[Data records]
—————

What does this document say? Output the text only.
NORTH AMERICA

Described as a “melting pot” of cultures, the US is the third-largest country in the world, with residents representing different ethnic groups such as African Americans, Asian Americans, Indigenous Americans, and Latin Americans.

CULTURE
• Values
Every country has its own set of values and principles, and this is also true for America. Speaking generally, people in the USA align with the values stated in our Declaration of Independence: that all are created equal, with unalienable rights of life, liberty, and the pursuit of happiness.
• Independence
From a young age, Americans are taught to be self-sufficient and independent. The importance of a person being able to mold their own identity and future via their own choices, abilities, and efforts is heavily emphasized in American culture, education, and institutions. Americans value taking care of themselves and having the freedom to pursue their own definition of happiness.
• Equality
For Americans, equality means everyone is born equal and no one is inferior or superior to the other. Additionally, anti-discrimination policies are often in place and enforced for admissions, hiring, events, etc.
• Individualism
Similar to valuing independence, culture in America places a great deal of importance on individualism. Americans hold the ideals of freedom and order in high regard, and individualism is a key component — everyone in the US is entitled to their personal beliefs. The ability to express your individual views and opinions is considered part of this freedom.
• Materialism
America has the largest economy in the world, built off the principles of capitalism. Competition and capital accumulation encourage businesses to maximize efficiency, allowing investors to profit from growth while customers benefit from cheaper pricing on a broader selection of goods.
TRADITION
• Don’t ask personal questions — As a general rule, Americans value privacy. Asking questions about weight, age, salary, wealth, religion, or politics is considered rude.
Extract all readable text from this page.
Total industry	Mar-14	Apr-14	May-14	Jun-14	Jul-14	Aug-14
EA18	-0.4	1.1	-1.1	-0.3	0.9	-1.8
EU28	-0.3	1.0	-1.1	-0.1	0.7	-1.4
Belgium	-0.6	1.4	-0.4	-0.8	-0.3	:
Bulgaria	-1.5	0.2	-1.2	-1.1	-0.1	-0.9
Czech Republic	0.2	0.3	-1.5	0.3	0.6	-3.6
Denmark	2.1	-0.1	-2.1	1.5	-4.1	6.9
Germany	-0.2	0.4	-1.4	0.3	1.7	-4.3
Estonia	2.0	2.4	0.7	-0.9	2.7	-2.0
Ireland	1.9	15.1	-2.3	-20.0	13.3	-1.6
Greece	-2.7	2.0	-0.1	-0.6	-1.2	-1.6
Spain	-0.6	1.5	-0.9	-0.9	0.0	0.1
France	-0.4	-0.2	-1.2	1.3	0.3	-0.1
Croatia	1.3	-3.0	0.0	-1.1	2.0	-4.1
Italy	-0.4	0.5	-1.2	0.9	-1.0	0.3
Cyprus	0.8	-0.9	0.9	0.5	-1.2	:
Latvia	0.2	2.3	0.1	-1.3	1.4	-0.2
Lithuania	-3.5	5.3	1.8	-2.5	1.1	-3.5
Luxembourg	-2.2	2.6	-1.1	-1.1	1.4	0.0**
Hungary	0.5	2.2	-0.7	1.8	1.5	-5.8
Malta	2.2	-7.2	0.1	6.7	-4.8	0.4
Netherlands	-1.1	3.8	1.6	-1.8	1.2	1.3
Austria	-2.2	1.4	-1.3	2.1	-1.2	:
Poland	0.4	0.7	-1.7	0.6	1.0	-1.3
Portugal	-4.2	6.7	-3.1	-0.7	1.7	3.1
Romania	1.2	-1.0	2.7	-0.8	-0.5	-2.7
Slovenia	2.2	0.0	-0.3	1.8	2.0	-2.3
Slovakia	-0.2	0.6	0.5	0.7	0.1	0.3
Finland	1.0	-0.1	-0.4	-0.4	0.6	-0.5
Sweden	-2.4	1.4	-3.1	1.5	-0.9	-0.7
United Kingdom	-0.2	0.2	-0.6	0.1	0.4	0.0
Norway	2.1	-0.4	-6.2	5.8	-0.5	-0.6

—————

- PROBLEM -
In the entries above, count each line holding "personal" and report the total and nothing more.

- ANSWER -
2